→ **PROBLEM**: Count every line in the entries that follow where the word "name" appears, then state only the total.

→ **DATA SHOWN**:
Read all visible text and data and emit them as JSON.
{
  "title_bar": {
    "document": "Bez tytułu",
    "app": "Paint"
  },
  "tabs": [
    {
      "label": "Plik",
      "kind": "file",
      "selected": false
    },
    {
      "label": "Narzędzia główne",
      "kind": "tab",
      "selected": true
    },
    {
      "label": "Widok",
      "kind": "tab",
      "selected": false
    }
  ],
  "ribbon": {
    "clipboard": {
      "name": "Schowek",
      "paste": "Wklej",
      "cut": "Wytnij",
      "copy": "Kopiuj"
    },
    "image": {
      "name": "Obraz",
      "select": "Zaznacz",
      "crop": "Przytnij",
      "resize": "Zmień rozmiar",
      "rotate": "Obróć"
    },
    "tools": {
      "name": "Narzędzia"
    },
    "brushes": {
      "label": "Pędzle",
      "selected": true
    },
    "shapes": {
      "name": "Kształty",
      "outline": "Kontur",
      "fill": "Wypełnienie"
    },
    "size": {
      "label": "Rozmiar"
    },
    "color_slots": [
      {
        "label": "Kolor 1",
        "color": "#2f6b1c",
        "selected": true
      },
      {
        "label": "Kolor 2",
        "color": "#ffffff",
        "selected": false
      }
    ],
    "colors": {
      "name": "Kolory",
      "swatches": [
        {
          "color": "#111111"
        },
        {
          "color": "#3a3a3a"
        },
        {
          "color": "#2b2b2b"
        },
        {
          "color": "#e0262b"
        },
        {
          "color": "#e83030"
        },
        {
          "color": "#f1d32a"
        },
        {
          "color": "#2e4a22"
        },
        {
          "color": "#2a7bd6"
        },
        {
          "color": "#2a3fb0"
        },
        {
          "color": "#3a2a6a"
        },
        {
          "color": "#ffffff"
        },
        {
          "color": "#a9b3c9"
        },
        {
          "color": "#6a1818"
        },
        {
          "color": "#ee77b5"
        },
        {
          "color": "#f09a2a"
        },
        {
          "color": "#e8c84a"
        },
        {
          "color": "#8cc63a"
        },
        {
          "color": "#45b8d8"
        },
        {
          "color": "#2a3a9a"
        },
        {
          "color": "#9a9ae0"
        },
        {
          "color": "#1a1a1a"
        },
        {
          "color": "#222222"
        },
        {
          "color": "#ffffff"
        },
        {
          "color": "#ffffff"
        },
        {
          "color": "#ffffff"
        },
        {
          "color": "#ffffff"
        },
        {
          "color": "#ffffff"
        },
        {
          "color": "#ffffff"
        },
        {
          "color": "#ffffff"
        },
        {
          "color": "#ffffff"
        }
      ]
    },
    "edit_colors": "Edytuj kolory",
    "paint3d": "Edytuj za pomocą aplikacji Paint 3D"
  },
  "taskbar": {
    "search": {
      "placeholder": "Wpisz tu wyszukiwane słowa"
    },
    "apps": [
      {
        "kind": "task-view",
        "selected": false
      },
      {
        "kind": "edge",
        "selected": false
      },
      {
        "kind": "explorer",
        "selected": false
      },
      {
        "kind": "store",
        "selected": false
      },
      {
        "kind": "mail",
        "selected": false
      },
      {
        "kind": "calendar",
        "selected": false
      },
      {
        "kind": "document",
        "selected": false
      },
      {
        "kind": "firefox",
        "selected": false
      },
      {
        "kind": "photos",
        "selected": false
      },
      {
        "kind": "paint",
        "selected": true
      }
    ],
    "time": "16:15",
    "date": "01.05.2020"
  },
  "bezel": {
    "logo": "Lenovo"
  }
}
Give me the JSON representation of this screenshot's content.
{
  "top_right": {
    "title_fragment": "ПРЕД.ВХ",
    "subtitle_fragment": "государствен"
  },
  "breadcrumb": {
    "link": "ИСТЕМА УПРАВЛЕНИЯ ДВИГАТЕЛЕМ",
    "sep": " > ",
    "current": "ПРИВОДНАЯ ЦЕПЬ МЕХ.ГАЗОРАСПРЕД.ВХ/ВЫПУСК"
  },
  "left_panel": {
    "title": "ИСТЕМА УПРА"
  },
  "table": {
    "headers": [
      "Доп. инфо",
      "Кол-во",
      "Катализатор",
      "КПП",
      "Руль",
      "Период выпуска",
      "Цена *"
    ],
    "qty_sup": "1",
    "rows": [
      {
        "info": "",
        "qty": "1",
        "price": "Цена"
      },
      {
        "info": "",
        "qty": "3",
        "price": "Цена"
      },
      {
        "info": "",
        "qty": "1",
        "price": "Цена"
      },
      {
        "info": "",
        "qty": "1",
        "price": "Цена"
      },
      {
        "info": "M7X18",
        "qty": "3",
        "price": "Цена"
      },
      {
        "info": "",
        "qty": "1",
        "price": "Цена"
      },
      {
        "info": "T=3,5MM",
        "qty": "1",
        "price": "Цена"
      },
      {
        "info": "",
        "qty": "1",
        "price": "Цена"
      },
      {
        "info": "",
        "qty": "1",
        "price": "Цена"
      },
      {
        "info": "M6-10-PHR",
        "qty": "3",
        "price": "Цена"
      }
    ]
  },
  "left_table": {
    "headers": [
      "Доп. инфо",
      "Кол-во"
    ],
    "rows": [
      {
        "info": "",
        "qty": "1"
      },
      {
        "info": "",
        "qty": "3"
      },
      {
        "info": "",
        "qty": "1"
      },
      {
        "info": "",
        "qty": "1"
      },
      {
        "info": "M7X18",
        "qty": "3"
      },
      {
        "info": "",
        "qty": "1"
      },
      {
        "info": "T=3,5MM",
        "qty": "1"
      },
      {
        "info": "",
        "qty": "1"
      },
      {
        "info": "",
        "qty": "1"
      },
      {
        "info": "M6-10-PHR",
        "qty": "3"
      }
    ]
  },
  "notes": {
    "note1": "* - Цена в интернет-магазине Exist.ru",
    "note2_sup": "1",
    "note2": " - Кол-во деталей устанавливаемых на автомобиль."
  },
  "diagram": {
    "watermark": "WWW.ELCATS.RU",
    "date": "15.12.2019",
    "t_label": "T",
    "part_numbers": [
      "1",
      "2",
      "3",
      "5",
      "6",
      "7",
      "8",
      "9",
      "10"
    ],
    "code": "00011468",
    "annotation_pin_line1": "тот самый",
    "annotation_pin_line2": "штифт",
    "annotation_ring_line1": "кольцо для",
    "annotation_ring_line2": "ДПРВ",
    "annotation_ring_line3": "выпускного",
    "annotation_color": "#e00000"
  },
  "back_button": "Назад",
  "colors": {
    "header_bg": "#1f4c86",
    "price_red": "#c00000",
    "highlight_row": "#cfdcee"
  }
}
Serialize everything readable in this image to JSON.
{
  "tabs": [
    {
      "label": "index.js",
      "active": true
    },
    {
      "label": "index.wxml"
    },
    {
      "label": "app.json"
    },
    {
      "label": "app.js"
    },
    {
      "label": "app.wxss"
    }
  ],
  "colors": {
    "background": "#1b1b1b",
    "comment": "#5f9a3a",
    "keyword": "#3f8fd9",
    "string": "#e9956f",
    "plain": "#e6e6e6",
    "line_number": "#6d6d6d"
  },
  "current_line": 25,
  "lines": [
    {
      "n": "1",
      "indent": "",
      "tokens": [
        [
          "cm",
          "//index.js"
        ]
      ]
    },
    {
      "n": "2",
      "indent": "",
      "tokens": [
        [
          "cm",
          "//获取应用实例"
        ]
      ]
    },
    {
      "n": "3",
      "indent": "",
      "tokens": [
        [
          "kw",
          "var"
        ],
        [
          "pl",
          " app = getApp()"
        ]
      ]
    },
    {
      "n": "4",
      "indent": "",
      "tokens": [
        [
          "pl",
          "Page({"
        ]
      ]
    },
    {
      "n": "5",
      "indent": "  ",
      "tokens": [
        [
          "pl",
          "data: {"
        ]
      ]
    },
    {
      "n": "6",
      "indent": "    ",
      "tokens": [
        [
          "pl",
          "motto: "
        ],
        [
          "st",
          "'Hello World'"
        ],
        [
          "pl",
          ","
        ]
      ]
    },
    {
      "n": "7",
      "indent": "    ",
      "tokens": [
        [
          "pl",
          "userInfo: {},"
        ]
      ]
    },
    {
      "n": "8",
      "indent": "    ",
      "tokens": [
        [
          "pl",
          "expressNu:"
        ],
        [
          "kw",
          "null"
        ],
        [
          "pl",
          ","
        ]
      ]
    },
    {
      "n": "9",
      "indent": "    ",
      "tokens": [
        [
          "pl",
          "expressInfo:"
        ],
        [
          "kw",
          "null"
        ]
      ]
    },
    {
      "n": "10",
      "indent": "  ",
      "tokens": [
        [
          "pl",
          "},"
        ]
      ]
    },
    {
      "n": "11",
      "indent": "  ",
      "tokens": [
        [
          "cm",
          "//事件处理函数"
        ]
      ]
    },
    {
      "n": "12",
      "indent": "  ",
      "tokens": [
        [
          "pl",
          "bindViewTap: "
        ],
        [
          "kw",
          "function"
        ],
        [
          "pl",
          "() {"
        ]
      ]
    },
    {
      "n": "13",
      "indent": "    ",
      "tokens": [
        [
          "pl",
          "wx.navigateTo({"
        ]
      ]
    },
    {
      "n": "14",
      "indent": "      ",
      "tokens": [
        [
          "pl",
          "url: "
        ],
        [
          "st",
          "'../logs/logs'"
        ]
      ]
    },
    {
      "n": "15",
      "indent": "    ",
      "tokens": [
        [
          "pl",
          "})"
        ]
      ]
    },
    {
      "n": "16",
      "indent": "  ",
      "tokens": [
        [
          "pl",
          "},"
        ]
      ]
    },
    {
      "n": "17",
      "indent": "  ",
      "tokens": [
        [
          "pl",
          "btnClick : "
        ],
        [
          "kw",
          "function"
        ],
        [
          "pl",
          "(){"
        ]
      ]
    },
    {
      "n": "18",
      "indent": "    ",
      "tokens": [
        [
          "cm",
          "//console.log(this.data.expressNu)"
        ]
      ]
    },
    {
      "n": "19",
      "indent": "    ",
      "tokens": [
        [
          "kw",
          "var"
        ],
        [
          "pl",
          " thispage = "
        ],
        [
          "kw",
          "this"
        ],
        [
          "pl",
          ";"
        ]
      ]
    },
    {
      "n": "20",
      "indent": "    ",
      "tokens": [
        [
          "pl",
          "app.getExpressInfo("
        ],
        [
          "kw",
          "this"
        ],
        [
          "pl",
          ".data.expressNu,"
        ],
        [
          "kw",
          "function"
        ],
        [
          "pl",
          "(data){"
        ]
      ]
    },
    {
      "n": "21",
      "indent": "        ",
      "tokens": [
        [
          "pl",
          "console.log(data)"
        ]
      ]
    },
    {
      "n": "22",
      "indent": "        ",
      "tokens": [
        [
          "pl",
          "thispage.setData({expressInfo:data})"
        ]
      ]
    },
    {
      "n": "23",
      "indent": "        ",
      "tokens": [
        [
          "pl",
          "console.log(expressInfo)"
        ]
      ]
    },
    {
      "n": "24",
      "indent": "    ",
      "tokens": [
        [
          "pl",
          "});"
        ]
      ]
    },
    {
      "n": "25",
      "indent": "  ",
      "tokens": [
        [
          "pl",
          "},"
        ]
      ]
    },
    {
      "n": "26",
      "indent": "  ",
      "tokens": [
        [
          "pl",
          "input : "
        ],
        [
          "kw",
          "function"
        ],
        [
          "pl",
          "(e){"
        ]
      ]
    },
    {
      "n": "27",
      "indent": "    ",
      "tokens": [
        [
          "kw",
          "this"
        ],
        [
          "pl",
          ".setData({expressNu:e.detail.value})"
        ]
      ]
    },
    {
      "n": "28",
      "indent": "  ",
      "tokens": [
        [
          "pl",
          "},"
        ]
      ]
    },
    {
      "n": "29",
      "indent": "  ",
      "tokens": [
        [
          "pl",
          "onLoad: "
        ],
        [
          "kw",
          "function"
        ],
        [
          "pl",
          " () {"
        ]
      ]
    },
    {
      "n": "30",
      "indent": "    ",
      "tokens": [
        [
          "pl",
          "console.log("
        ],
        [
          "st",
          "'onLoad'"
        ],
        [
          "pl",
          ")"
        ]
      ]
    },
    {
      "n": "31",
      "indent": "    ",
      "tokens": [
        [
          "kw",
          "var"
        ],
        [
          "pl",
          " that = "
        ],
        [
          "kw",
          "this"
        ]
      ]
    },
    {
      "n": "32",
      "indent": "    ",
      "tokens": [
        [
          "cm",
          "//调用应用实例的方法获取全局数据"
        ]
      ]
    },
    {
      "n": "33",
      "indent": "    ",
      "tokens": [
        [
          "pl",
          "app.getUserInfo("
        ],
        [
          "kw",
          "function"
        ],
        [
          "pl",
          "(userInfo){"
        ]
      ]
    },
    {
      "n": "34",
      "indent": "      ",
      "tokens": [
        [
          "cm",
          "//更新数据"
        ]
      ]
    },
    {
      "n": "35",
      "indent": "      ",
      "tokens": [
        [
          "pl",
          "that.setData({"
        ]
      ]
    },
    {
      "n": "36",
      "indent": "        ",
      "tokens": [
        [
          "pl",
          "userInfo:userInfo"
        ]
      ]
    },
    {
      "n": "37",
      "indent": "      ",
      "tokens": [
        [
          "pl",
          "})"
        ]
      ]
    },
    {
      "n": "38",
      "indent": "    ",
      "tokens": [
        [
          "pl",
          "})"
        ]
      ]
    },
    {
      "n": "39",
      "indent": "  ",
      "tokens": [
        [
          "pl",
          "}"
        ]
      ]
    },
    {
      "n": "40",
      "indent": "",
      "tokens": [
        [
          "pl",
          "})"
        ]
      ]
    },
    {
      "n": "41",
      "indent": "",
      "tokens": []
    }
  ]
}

→ **SOLUTION FOR THIS TASK**: 5